»»
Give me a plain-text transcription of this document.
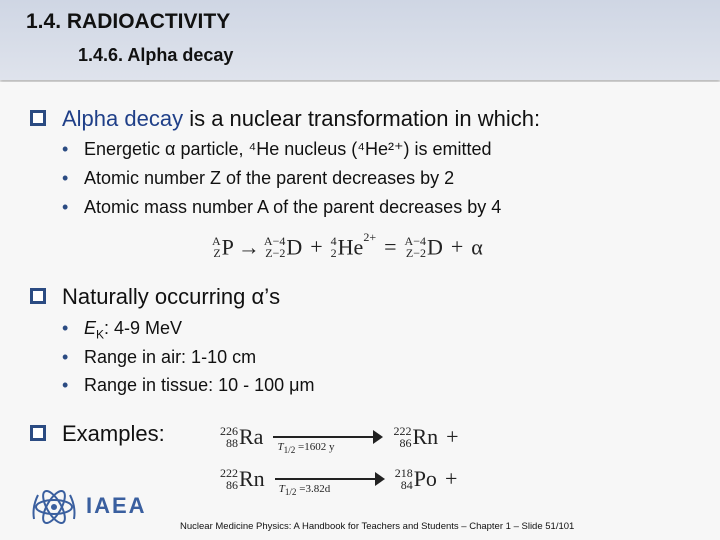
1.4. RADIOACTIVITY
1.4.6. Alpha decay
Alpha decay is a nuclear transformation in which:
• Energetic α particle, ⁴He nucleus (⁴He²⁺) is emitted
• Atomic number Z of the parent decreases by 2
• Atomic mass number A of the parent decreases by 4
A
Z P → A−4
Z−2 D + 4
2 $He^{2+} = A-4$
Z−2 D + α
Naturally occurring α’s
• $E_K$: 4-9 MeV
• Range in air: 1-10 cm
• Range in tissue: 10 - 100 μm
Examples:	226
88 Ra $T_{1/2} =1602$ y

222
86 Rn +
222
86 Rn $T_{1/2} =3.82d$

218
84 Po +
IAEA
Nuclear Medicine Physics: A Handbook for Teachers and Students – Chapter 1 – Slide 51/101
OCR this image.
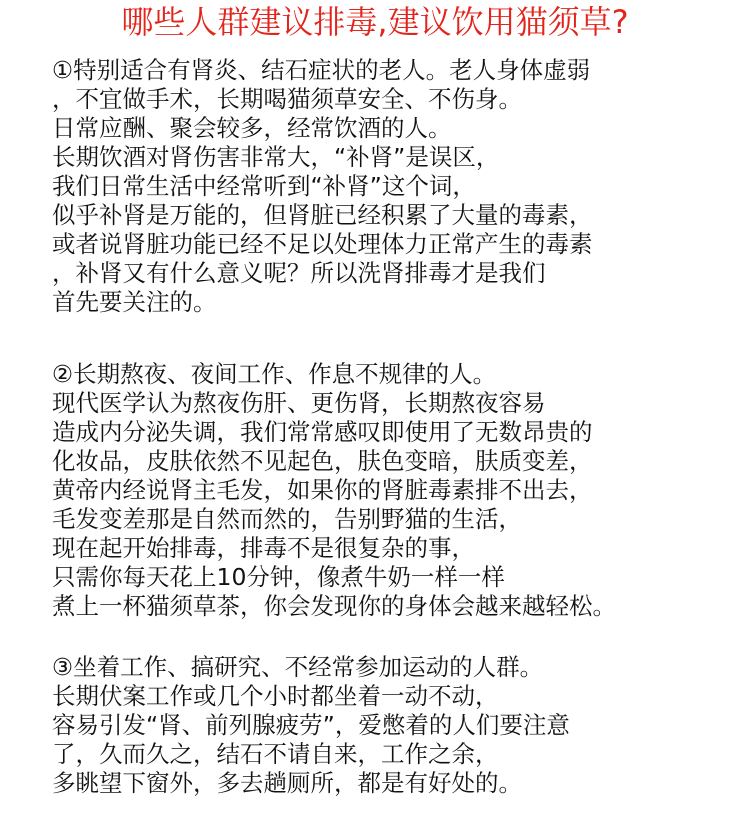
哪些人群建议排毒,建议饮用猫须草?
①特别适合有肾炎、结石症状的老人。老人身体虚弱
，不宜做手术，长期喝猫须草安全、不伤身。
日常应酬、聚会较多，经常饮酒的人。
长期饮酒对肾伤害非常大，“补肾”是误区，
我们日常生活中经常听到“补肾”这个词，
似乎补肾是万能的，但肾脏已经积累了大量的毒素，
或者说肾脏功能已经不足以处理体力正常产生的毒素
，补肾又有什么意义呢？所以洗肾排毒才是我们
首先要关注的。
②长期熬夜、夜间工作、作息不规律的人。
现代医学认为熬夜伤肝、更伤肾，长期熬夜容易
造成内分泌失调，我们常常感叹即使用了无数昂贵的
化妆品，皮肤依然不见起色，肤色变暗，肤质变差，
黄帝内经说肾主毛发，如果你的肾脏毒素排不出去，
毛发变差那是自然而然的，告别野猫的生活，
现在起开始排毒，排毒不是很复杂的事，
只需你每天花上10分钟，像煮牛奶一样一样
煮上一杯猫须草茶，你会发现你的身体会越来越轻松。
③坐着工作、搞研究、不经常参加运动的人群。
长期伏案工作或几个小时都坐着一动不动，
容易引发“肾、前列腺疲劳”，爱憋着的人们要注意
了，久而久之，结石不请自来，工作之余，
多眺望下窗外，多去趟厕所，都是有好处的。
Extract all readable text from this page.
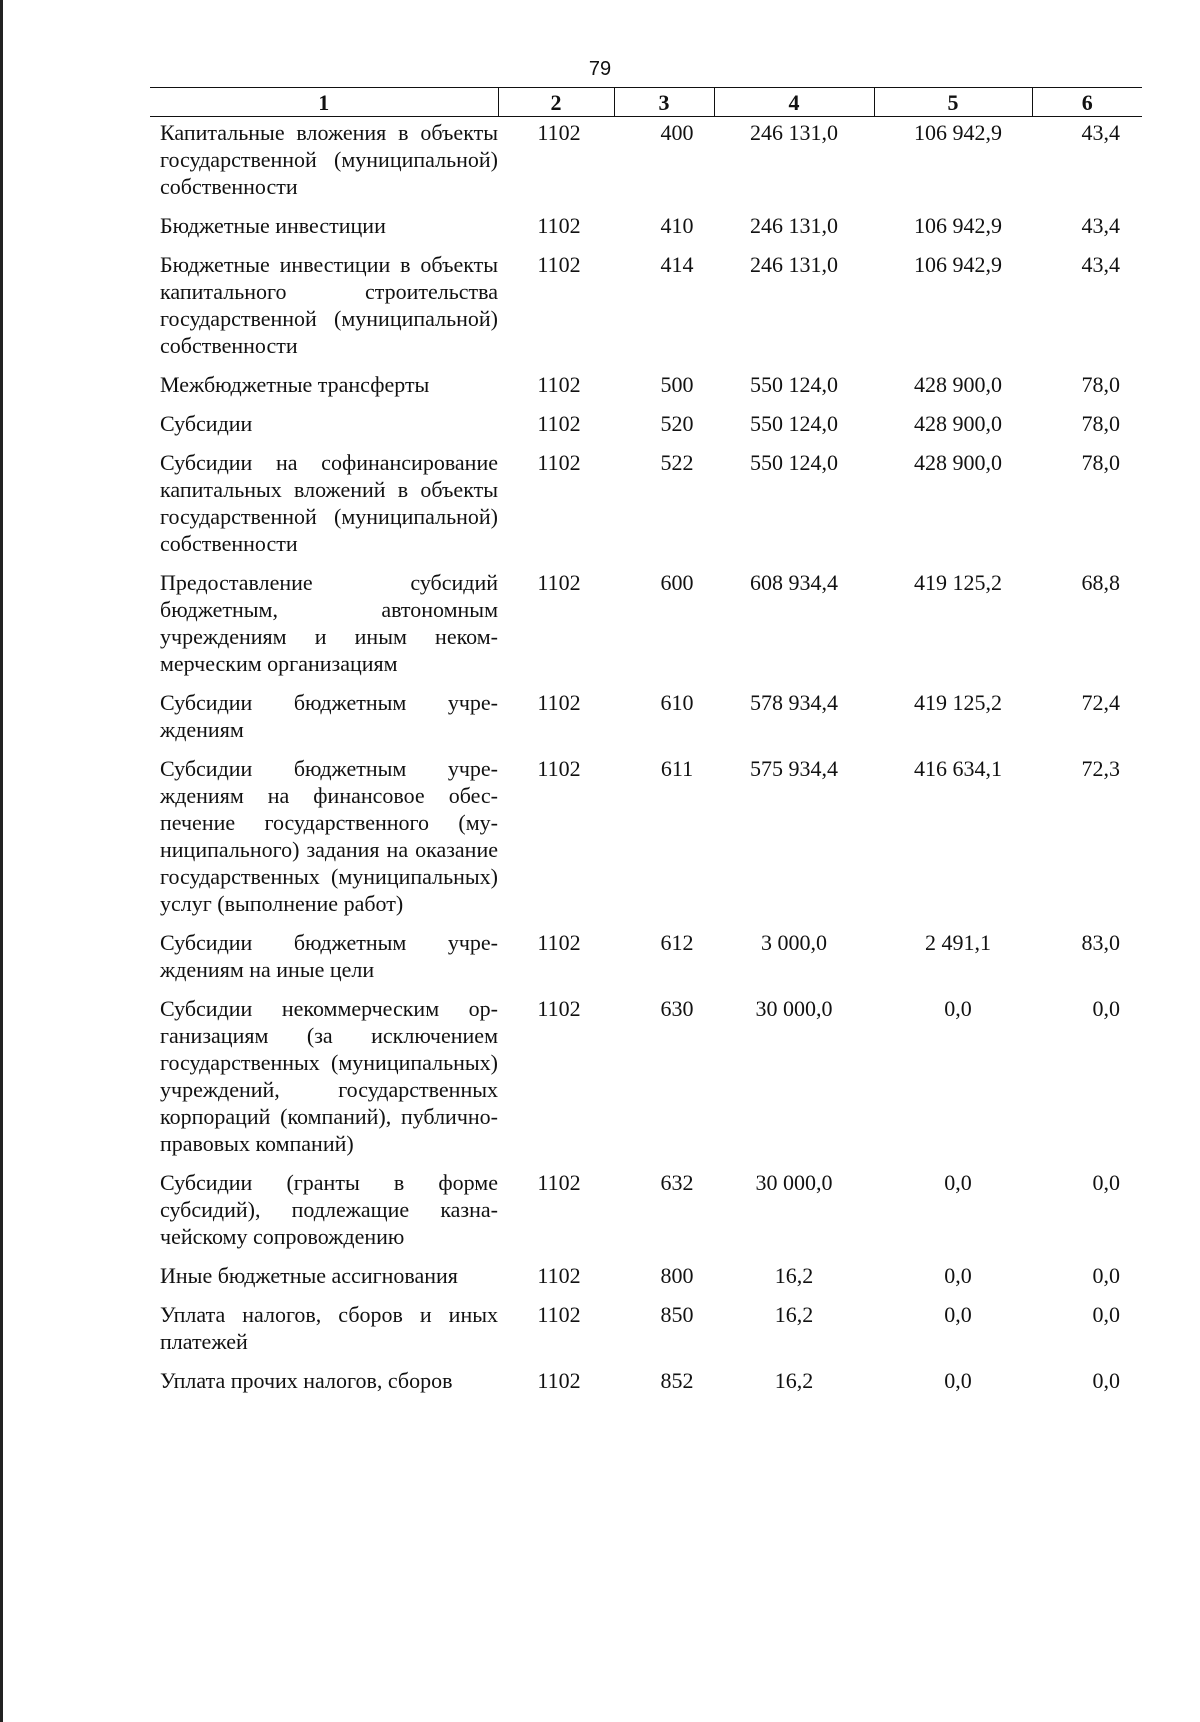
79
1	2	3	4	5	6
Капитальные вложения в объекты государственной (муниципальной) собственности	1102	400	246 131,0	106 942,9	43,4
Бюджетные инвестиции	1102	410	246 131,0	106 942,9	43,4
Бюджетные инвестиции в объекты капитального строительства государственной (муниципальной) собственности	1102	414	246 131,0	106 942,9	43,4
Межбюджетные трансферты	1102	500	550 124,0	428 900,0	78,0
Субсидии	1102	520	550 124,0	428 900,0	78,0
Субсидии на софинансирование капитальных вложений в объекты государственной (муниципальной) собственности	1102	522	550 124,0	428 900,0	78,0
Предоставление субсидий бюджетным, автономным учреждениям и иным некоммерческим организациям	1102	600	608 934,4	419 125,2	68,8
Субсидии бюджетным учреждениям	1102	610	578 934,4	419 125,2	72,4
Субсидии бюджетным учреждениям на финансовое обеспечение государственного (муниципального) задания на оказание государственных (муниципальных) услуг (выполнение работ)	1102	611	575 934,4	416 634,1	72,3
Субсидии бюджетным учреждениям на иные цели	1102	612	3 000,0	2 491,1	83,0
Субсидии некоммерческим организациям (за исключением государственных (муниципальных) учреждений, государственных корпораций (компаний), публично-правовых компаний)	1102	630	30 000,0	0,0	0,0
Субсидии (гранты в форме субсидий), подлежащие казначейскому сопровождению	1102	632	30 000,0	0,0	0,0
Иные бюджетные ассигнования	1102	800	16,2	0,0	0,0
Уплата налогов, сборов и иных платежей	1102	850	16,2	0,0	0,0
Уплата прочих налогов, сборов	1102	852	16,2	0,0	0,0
««
»»
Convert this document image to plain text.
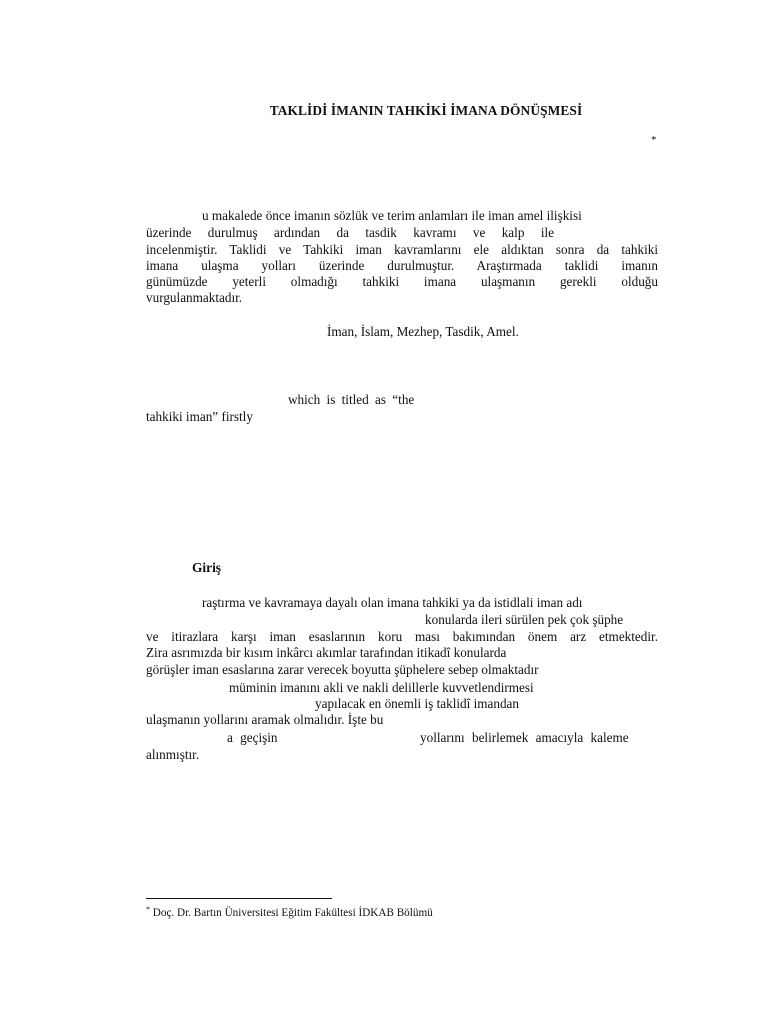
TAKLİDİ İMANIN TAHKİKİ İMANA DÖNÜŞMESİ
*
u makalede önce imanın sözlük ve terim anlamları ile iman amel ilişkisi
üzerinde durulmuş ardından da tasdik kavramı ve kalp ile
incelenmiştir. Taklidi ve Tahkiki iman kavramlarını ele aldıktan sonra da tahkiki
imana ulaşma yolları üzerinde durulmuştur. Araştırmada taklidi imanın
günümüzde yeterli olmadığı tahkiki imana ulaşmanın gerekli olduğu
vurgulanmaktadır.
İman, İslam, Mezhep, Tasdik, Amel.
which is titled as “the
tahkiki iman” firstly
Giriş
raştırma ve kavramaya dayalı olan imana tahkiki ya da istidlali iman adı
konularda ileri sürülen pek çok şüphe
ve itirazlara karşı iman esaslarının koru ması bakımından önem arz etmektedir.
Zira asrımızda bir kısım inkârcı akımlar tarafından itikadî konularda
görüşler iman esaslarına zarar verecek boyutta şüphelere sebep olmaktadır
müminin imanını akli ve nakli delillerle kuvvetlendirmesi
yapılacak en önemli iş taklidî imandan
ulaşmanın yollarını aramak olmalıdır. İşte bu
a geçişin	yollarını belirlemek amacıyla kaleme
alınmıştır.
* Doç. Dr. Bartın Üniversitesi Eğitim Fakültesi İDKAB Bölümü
««
§ **What is expected**
Show all lines from the data above in which the word "организациям" appears.

§ **Output of the exercise**
Предоставление субсидий бюджетным, автономным учреждениям и иным некоммерческим организациям	1102	600	608 934,4	419 125,2	68,8
Субсидии некоммерческим организациям (за исключением государственных (муниципальных) учреждений, государственных корпораций (компаний), публично-правовых компаний)	1102	630	30 000,0	0,0	0,0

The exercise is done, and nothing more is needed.